● Written instruction
Look through the data for the string "JSON". Copy every line where it is found.

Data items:
>>>>

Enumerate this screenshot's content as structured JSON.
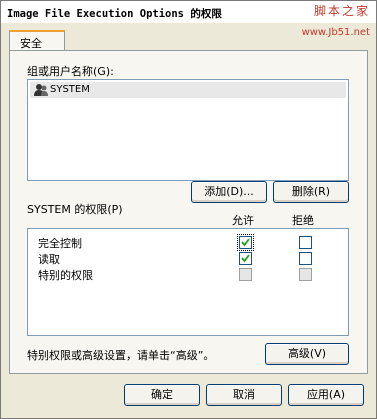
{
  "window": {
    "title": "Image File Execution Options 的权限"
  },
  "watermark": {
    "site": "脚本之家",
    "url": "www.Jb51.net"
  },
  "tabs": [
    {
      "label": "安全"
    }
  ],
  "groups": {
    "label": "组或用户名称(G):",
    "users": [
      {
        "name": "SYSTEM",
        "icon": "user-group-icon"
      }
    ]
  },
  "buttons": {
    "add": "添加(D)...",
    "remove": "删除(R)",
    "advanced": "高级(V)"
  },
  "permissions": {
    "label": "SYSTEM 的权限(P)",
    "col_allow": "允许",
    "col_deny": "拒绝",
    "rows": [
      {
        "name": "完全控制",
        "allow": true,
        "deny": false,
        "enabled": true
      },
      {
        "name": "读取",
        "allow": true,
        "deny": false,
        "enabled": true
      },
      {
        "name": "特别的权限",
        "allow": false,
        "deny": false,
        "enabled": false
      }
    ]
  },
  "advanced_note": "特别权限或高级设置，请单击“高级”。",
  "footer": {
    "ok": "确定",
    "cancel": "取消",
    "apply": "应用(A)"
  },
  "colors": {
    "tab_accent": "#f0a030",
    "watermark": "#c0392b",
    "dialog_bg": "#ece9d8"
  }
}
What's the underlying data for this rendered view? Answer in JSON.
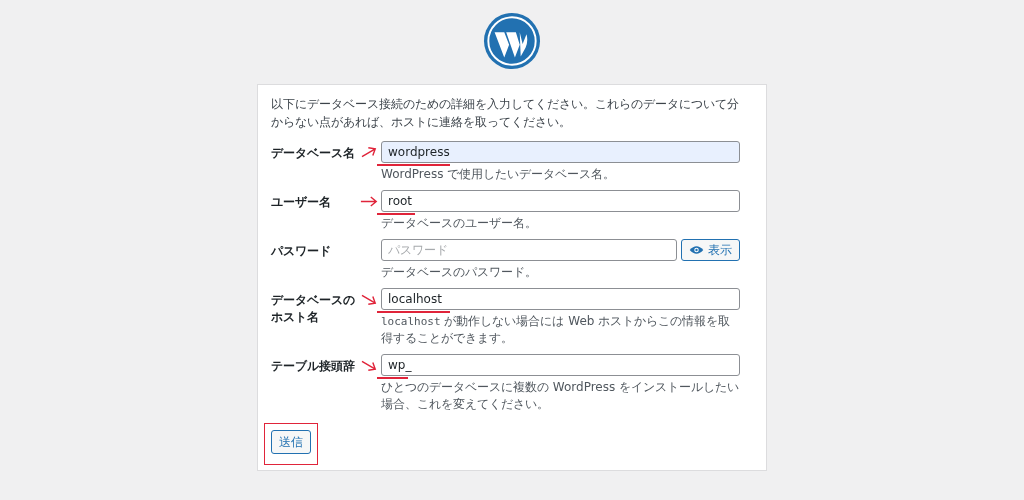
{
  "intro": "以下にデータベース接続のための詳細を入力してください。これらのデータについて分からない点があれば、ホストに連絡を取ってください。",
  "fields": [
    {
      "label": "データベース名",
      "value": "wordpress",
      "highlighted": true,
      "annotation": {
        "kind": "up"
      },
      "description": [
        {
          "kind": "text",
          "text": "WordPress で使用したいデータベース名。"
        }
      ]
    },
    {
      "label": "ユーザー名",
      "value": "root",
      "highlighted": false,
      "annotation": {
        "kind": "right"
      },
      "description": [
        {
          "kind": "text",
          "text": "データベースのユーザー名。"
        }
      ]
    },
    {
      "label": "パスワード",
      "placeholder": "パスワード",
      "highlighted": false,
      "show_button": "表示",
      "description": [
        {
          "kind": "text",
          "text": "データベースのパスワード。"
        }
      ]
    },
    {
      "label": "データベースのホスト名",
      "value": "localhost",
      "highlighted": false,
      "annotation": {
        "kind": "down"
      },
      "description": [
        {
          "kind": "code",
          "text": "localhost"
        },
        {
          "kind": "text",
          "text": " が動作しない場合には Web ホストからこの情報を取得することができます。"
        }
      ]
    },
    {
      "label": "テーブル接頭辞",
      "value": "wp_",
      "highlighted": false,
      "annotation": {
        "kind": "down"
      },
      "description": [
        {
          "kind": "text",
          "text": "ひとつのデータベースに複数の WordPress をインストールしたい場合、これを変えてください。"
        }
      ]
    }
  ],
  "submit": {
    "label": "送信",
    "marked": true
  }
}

<<<<

● The output
Enumerate this screenshot's content as structured JSON.
What's the underlying data for this rendered view? Answer in JSON.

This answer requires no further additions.